[Figure collection entries]
+ + + + + + +

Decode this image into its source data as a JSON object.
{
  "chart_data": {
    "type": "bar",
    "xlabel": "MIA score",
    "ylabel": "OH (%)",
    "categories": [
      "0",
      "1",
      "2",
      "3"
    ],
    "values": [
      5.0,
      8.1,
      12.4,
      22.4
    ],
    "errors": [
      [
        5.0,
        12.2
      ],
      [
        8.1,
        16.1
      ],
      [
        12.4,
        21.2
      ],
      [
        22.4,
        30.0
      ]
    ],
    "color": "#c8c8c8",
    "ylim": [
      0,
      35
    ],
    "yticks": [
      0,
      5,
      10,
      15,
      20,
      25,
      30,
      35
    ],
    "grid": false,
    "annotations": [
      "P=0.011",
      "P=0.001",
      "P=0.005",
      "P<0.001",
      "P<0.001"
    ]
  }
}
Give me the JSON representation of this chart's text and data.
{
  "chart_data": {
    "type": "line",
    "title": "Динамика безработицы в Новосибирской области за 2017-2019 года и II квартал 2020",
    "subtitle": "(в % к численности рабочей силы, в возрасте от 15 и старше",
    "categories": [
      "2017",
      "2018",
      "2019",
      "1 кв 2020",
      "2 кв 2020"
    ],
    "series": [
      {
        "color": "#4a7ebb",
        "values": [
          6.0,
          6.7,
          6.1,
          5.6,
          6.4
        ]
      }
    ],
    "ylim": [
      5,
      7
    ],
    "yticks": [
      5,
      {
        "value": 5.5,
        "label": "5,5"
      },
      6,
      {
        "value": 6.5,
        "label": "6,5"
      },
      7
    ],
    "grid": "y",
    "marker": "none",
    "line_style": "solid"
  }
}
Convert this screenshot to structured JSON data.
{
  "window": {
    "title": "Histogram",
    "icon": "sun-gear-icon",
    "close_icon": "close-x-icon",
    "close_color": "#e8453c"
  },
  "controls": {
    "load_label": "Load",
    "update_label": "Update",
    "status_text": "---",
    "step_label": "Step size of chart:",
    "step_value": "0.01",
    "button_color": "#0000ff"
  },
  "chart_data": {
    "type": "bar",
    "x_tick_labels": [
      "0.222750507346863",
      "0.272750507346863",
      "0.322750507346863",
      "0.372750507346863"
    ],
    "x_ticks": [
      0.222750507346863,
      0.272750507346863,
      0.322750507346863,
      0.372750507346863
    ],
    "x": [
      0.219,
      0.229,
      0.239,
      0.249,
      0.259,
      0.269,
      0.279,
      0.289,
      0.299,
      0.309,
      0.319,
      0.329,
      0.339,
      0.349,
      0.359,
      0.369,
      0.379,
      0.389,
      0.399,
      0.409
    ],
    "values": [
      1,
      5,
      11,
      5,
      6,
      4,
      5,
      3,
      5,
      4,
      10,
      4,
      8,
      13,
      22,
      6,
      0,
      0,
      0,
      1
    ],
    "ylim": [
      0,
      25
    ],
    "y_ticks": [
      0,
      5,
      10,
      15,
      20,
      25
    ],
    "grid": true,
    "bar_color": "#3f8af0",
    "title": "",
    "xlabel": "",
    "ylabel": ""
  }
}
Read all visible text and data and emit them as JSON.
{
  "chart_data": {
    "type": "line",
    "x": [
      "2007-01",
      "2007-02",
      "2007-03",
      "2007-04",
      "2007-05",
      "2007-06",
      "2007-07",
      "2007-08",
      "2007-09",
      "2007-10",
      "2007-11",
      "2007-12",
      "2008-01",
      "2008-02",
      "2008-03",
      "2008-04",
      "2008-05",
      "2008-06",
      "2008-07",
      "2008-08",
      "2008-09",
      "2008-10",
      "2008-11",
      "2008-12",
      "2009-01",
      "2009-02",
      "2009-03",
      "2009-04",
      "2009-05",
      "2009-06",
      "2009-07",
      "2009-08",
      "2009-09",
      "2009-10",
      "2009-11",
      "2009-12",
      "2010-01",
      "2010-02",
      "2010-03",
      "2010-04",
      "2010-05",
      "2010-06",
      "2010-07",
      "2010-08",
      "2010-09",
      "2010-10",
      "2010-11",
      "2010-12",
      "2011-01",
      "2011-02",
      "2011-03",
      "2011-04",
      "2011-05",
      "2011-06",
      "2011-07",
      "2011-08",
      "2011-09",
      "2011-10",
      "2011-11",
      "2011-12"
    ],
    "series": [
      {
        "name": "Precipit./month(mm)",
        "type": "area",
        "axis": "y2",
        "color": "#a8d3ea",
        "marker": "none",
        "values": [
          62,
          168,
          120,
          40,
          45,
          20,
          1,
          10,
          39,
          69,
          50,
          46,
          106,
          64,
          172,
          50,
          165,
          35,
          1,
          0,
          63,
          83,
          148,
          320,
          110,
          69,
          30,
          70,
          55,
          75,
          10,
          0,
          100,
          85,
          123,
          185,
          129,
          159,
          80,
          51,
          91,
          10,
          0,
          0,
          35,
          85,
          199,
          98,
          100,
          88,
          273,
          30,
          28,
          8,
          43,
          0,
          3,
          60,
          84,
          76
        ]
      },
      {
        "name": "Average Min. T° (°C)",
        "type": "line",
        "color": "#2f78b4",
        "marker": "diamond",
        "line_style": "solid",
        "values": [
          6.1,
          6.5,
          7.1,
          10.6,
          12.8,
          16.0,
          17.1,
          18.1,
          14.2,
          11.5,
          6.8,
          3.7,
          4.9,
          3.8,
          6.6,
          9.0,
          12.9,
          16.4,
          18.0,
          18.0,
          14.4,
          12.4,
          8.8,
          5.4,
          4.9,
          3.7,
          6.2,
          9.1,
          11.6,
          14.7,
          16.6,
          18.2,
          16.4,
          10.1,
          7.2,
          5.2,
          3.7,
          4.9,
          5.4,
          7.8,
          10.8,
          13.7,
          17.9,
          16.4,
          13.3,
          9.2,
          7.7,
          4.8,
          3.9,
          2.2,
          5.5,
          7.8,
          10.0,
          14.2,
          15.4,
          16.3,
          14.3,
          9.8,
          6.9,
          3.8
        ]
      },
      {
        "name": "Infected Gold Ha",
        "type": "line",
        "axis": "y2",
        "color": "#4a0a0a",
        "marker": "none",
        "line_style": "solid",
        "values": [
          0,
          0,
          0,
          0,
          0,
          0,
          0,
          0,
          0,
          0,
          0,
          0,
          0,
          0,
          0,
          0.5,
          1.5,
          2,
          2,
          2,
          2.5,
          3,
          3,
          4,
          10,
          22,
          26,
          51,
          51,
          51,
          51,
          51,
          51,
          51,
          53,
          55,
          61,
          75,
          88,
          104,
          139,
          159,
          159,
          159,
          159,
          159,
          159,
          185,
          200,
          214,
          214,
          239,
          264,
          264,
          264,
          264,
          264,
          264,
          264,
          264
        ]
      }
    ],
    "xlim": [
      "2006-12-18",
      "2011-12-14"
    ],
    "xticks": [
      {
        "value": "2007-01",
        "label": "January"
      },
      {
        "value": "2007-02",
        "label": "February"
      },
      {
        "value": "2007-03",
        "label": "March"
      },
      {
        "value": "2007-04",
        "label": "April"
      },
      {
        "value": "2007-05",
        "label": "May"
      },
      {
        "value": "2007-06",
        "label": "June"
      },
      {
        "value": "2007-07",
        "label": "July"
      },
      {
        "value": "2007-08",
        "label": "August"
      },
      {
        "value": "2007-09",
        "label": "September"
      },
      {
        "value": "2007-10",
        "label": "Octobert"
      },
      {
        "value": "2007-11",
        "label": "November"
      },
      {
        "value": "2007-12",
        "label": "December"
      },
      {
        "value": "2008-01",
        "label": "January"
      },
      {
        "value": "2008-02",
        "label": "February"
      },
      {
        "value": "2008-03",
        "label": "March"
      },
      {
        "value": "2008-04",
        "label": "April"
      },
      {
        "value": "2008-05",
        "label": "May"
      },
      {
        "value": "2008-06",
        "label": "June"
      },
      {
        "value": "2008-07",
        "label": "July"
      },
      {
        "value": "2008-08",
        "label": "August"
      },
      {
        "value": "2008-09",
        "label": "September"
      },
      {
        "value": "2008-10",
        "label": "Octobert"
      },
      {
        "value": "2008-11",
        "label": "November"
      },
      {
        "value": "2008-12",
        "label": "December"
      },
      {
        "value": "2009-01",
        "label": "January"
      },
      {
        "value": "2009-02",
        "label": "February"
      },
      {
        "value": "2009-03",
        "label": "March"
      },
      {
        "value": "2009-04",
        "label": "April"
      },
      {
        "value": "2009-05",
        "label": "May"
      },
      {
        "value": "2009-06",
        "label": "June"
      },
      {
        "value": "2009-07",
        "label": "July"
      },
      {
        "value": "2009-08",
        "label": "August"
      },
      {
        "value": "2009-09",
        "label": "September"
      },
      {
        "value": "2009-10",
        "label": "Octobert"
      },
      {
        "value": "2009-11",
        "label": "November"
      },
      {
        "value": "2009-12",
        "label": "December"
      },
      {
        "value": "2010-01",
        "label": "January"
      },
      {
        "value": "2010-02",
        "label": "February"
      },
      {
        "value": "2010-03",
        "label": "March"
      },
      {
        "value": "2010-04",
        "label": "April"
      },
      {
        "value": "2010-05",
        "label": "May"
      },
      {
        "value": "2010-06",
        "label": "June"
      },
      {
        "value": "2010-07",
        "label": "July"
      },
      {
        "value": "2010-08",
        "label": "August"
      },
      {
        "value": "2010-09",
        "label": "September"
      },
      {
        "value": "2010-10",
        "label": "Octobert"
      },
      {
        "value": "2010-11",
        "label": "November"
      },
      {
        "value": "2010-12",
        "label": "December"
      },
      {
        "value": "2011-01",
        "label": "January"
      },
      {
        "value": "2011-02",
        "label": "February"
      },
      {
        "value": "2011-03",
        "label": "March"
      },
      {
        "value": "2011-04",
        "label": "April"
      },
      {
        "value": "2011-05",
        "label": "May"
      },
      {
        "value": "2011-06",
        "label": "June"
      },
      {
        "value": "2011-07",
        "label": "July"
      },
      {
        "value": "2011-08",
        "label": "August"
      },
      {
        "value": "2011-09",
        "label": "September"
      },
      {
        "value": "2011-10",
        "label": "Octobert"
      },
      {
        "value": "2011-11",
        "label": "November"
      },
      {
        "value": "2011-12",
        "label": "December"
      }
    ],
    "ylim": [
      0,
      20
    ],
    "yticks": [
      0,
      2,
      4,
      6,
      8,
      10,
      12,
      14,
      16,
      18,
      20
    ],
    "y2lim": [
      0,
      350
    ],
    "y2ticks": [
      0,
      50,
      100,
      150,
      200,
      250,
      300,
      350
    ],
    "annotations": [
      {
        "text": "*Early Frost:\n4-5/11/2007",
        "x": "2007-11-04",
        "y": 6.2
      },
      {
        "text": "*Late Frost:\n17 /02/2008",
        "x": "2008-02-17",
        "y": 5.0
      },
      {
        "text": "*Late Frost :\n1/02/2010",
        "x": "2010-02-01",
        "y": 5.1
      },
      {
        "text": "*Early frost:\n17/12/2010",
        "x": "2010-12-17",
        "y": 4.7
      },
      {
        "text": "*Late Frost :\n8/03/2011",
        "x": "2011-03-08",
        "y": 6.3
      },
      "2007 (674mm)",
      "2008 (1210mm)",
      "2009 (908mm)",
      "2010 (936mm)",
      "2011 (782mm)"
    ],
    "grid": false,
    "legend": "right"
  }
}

+ + + + + + +

• _Problem details_: Review the material and copy each line in which the word "Late" appears.

• _Expected output_:
        "text": "*Late Frost:\n17 /02/2008",
        "text": "*Late Frost :\n1/02/2010",
        "text": "*Late Frost :\n8/03/2011",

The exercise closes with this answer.